* **Set exercise**: Look through the lines and report how many include the word "structured", giving nothing but the number.

Start Available data

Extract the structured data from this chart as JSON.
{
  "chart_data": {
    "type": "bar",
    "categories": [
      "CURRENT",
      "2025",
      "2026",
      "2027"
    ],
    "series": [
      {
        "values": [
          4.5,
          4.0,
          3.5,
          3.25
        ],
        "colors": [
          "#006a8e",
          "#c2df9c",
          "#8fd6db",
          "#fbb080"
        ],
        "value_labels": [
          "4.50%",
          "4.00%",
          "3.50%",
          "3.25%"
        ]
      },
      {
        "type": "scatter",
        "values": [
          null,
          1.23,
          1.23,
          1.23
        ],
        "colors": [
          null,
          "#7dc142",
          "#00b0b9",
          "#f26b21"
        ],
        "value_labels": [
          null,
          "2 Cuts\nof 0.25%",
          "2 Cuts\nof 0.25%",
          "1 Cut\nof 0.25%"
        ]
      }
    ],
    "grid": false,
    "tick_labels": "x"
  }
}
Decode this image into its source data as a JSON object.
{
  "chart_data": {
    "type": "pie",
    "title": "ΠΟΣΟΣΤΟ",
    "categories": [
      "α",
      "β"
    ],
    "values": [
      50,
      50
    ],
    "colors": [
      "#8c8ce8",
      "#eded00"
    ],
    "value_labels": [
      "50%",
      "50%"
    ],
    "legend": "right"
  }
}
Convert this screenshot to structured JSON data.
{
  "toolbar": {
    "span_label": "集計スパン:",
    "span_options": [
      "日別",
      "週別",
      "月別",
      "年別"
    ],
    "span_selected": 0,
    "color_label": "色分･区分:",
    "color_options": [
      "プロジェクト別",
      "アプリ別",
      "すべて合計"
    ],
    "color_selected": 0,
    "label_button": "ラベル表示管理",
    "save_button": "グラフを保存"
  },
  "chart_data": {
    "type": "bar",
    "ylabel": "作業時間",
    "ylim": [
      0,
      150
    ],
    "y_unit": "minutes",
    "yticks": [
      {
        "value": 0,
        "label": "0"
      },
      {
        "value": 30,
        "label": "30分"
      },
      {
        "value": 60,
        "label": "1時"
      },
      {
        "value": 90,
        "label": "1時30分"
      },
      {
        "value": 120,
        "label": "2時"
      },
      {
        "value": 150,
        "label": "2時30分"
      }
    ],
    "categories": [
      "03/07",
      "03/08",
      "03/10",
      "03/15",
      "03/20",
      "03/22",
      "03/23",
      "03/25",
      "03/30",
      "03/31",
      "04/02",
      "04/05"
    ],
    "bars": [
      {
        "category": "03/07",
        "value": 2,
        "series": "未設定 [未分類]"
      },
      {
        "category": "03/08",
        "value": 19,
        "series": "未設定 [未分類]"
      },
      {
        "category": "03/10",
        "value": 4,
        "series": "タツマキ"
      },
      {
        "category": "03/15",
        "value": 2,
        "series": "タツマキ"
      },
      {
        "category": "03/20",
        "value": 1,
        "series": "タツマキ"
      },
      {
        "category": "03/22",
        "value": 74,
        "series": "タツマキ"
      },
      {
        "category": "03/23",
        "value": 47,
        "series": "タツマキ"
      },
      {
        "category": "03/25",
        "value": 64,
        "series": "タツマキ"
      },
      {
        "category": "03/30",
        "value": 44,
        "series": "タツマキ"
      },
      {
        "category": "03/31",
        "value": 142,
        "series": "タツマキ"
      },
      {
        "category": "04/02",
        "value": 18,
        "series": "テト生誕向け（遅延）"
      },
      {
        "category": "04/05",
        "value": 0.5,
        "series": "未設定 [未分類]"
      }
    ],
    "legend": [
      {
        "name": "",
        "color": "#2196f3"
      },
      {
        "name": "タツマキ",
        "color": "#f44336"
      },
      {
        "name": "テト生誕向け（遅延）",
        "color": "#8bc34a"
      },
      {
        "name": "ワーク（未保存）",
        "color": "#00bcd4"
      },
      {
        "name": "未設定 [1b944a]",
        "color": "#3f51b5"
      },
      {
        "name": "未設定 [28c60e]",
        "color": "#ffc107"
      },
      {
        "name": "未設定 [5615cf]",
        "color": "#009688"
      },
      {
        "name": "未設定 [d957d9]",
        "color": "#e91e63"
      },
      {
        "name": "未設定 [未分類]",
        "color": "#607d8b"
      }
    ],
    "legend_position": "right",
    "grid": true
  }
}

End Available data

* **Exercise output**: 2